- **RECORDS PROVIDED**:
--

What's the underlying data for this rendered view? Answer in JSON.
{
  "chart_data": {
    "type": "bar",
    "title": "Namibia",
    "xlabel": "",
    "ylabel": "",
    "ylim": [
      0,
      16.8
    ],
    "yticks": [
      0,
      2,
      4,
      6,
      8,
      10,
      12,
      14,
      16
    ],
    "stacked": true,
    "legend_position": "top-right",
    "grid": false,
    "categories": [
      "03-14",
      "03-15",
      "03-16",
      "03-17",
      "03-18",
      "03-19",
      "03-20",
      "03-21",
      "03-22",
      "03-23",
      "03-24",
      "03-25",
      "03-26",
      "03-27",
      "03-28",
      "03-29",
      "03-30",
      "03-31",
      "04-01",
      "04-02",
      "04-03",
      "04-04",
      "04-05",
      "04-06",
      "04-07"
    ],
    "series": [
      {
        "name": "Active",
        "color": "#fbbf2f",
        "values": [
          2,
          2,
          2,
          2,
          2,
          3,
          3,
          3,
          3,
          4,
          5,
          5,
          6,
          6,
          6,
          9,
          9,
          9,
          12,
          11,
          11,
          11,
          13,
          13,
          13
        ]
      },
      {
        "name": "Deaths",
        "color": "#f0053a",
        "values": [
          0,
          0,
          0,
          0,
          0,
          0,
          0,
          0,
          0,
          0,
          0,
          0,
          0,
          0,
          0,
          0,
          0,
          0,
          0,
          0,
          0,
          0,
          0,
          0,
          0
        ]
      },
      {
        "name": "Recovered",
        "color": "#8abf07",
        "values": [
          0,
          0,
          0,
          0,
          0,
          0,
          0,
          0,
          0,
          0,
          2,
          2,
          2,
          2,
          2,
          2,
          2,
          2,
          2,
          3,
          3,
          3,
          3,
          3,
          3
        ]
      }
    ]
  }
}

--

- **THE REQUEST**: Pull out every line of the entries that includes the word "color".

- **FINAL ANSWER**:
        "color": "#fbbf2f",
        "color": "#f0053a",
        "color": "#8abf07",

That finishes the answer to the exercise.